**Exercise prompt**
Report, from the records below, every line where the word "figure" appears.

**Supplied material**
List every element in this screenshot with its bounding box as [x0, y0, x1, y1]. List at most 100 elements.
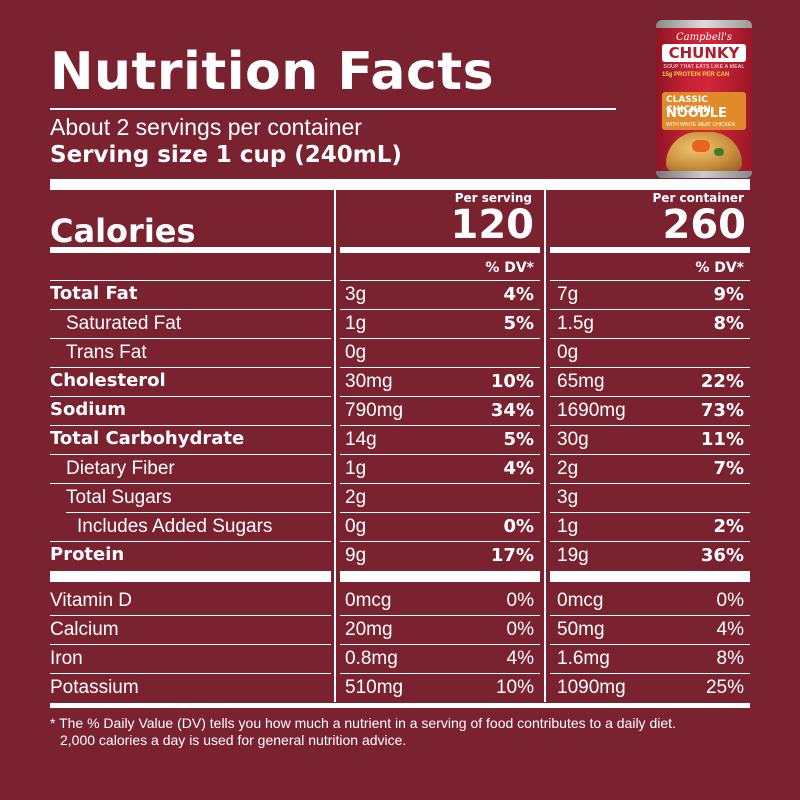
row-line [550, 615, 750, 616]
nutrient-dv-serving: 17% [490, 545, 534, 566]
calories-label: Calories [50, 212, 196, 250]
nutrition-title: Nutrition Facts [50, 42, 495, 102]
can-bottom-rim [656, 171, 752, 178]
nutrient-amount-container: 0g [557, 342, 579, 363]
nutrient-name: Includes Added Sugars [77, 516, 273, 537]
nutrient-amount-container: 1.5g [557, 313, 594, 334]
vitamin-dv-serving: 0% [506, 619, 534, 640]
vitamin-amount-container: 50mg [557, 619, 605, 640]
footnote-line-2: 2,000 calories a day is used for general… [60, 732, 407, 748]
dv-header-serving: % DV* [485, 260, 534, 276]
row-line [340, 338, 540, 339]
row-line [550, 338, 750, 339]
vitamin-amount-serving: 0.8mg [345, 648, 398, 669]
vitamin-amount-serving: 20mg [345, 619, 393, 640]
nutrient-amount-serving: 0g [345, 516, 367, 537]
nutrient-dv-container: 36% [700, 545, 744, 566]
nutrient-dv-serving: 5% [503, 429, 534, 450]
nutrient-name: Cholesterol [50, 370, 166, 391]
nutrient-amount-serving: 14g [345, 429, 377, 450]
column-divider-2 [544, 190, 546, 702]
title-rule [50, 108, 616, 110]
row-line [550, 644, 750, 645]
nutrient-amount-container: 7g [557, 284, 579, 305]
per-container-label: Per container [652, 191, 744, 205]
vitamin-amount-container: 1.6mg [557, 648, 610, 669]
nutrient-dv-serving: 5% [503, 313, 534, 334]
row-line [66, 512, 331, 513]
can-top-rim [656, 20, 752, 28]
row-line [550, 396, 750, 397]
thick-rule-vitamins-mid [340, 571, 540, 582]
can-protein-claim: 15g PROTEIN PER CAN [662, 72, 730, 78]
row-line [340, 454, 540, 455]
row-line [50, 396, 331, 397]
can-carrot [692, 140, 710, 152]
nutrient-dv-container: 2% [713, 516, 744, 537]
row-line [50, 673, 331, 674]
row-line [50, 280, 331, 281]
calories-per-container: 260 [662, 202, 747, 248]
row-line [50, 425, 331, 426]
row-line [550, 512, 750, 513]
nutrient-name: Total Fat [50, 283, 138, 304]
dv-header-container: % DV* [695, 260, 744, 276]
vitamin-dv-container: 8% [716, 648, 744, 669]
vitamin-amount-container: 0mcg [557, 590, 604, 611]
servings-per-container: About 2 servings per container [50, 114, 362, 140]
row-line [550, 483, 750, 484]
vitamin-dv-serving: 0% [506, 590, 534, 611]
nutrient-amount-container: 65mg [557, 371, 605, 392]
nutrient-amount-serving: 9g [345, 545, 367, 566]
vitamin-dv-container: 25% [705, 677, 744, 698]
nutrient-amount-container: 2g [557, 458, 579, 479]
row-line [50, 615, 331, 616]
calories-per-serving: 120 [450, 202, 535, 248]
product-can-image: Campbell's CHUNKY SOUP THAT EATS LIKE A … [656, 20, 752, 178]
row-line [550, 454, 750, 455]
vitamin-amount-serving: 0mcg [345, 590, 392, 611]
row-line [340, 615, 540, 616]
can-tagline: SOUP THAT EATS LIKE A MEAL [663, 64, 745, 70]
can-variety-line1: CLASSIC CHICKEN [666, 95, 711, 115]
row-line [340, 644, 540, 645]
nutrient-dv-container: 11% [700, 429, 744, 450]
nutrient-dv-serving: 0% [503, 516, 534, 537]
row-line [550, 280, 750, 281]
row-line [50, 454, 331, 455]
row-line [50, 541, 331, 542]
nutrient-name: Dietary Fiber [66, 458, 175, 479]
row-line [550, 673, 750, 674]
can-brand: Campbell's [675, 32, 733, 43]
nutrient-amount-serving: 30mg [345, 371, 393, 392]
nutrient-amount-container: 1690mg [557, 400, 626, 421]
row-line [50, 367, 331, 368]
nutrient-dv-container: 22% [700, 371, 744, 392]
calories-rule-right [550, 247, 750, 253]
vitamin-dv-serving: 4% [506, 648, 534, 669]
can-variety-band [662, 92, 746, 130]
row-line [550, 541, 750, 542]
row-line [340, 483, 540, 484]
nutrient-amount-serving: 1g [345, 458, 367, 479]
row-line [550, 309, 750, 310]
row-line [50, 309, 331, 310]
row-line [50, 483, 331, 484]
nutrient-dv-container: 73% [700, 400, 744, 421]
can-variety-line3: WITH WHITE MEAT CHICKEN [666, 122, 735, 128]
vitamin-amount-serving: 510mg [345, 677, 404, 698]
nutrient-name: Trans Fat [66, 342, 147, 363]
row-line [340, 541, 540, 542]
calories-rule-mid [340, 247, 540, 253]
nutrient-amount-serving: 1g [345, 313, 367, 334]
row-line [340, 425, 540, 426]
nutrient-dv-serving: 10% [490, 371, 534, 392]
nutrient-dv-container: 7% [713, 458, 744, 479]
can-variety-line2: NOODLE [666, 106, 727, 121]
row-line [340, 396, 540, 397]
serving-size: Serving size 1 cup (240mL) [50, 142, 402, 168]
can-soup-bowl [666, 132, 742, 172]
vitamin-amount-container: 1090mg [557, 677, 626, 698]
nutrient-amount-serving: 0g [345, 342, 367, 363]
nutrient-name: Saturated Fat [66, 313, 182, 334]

* * *

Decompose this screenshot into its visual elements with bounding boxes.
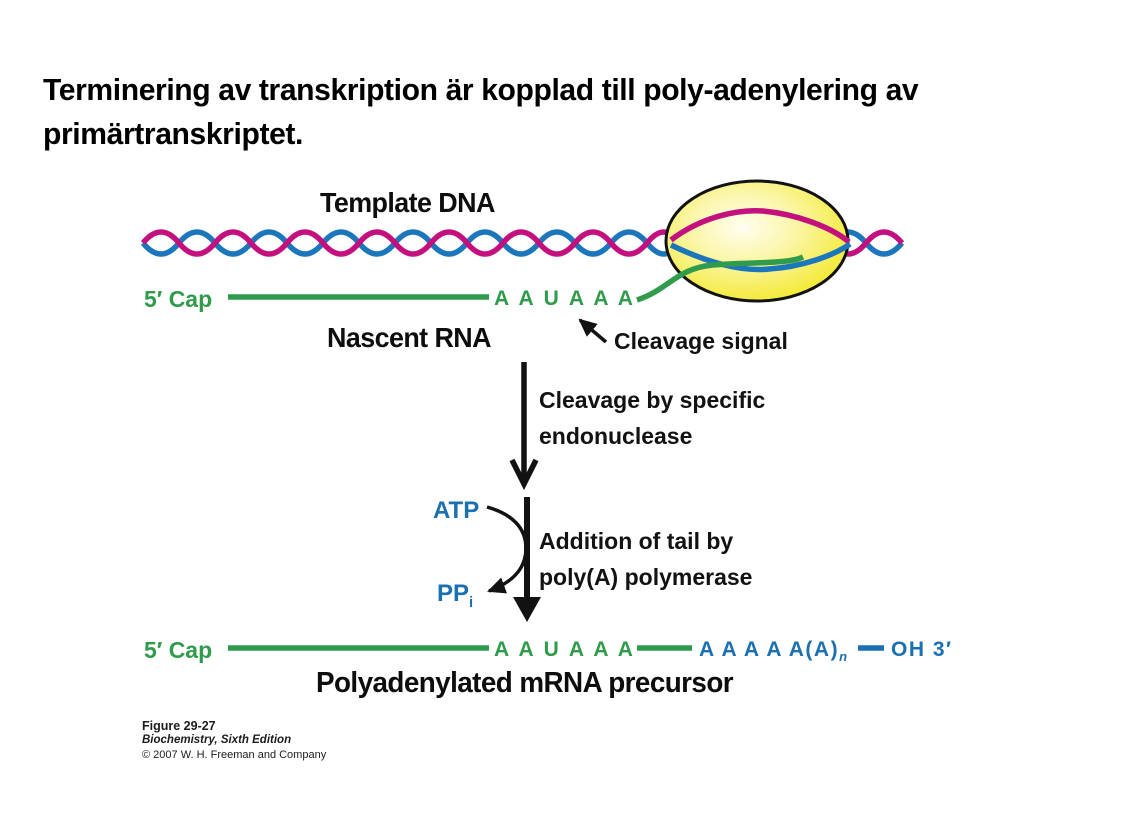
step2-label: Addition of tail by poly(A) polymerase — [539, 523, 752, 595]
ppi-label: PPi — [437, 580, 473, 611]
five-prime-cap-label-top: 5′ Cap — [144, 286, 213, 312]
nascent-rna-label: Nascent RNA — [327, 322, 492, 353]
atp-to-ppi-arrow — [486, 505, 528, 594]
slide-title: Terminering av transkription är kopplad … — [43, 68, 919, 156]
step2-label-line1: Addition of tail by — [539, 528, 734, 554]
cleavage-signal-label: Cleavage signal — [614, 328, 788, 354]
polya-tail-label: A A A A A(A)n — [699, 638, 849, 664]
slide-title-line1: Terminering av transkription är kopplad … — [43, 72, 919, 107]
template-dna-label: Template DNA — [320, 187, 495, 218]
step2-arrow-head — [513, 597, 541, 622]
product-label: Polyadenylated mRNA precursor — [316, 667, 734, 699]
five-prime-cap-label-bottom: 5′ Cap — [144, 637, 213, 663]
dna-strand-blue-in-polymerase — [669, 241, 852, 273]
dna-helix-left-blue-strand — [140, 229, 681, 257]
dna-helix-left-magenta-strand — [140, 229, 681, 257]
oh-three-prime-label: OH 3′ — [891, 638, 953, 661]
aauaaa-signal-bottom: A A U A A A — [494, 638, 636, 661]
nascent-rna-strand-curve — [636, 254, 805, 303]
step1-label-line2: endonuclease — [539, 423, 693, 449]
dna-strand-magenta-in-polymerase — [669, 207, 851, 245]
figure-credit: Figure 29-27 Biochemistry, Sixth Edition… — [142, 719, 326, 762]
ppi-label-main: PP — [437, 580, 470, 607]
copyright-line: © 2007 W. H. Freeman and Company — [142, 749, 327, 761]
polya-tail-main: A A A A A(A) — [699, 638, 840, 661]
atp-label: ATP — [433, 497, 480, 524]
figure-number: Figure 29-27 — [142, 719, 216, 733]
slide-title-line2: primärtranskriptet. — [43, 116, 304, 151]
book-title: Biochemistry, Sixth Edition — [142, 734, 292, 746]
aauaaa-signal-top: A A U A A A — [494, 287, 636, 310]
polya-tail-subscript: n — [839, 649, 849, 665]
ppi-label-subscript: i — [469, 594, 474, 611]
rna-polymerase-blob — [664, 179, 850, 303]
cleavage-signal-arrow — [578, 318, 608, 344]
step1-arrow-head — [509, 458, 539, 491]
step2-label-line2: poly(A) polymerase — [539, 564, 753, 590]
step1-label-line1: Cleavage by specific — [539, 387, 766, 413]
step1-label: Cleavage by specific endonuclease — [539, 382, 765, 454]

==

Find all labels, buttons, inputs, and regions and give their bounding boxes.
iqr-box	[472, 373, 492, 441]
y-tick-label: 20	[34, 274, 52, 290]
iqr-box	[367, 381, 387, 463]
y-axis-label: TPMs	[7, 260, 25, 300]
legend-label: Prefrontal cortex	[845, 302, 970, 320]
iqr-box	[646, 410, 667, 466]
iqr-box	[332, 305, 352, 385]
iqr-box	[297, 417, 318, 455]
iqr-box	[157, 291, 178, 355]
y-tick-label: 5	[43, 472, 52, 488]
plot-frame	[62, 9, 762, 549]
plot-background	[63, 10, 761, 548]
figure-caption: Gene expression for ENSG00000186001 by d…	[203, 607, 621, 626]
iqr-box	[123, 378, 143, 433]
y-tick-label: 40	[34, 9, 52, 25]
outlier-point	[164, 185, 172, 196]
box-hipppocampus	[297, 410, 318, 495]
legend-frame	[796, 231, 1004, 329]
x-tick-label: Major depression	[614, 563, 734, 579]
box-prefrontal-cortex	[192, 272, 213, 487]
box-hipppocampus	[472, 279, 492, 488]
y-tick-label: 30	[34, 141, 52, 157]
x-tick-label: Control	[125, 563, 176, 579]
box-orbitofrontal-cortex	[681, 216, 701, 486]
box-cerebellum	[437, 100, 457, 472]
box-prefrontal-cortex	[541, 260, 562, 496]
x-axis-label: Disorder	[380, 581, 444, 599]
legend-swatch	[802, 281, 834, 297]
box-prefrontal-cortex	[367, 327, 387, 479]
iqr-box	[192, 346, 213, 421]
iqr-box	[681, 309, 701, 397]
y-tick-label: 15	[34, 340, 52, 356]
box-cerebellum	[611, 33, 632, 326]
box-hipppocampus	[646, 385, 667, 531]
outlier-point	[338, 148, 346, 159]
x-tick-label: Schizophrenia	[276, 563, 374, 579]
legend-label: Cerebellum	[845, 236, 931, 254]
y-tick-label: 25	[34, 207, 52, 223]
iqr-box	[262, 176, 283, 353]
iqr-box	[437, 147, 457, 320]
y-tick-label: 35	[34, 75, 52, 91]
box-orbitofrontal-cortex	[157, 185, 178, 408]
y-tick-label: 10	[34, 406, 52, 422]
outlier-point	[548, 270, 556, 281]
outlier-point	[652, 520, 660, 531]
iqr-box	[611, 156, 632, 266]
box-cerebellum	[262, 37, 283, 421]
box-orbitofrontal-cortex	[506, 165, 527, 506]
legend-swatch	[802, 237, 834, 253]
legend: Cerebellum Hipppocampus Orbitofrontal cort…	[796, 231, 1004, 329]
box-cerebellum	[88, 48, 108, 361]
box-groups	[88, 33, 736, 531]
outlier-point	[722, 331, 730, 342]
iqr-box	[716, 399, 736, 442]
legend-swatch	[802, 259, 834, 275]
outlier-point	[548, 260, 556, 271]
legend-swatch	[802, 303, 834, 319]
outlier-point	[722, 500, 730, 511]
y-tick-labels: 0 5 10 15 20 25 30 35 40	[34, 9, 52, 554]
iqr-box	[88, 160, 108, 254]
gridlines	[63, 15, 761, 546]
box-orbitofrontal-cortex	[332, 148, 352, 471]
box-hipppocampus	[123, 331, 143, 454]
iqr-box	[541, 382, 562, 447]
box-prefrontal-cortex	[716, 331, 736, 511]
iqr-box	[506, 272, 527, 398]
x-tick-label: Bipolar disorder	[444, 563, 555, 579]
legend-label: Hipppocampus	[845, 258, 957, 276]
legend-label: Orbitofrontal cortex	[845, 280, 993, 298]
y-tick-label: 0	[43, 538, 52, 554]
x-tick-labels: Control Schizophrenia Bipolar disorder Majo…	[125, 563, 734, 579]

**Expected answer**
figure-credit: Figure 29-27 Biochemistry, Sixth Edition… — [142, 719, 326, 762]
figure-number: Figure 29-27 — [142, 719, 216, 733]
figure-caption: Gene expression for ENSG00000186001 by d…	[203, 607, 621, 626]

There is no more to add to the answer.